(Stored data)
···
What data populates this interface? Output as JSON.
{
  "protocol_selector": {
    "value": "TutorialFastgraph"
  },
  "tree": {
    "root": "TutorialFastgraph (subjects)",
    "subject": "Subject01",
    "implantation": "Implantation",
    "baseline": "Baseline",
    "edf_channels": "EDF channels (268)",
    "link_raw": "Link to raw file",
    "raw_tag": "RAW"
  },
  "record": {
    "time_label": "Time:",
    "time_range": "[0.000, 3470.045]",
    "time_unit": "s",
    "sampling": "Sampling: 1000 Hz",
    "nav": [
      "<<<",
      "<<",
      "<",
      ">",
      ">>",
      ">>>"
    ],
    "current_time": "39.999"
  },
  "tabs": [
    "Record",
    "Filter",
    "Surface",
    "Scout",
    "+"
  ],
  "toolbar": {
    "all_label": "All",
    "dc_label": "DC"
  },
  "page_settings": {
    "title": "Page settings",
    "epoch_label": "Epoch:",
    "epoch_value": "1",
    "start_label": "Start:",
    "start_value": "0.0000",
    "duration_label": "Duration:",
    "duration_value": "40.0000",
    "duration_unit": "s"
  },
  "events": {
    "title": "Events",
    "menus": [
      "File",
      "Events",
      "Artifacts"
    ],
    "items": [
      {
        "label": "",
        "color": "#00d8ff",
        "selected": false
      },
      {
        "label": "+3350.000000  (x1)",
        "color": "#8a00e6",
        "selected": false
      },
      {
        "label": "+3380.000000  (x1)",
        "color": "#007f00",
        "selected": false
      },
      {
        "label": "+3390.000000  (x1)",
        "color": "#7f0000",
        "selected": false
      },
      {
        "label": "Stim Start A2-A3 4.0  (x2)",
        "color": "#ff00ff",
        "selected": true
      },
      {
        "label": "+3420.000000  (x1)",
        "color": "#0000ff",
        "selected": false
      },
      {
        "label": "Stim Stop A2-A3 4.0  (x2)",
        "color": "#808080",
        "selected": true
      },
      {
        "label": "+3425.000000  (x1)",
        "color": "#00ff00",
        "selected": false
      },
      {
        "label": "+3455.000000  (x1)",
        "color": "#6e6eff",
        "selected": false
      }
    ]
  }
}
···
(EXERCISE DESCRIPTION) Copy each line above that contains the word "color".

(ANSWER FOR THIS EXERCISE)
        "color": "#00d8ff",
        "color": "#8a00e6",
        "color": "#007f00",
        "color": "#7f0000",
        "color": "#ff00ff",
        "color": "#0000ff",
        "color": "#808080",
        "color": "#00ff00",
        "color": "#6e6eff",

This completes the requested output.